**Supplied entries**:
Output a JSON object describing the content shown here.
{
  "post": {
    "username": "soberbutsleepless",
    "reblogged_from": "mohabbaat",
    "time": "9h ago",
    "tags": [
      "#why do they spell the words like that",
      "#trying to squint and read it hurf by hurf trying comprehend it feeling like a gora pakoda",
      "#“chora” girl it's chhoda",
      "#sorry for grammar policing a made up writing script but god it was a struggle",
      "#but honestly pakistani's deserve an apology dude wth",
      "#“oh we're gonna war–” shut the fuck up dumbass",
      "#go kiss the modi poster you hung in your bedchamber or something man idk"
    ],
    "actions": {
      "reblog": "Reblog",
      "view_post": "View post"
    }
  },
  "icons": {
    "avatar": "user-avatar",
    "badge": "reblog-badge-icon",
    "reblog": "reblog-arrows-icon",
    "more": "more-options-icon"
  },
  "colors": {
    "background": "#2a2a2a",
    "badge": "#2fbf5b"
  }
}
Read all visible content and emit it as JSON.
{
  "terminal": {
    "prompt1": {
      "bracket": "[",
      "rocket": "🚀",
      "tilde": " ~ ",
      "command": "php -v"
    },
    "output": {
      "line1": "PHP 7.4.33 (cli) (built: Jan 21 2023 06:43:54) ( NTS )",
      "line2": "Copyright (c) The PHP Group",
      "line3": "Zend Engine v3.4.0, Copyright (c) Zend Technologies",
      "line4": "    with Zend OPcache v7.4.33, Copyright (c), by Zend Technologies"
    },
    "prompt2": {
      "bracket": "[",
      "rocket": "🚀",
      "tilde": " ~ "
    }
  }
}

**Set problem**: Return what is listed above, exactly and completely.

**Written reply**:
Output a JSON object describing the content shown here.
{
  "post": {
    "username": "soberbutsleepless",
    "reblogged_from": "mohabbaat",
    "time": "9h ago",
    "tags": [
      "#why do they spell the words like that",
      "#trying to squint and read it hurf by hurf trying comprehend it feeling like a gora pakoda",
      "#“chora” girl it's chhoda",
      "#sorry for grammar policing a made up writing script but god it was a struggle",
      "#but honestly pakistani's deserve an apology dude wth",
      "#“oh we're gonna war–” shut the fuck up dumbass",
      "#go kiss the modi poster you hung in your bedchamber or something man idk"
    ],
    "actions": {
      "reblog": "Reblog",
      "view_post": "View post"
    }
  },
  "icons": {
    "avatar": "user-avatar",
    "badge": "reblog-badge-icon",
    "reblog": "reblog-arrows-icon",
    "more": "more-options-icon"
  },
  "colors": {
    "background": "#2a2a2a",
    "badge": "#2fbf5b"
  }
}
Read all visible content and emit it as JSON.
{
  "terminal": {
    "prompt1": {
      "bracket": "[",
      "rocket": "🚀",
      "tilde": " ~ ",
      "command": "php -v"
    },
    "output": {
      "line1": "PHP 7.4.33 (cli) (built: Jan 21 2023 06:43:54) ( NTS )",
      "line2": "Copyright (c) The PHP Group",
      "line3": "Zend Engine v3.4.0, Copyright (c) Zend Technologies",
      "line4": "    with Zend OPcache v7.4.33, Copyright (c), by Zend Technologies"
    },
    "prompt2": {
      "bracket": "[",
      "rocket": "🚀",
      "tilde": " ~ "
    }
  }
}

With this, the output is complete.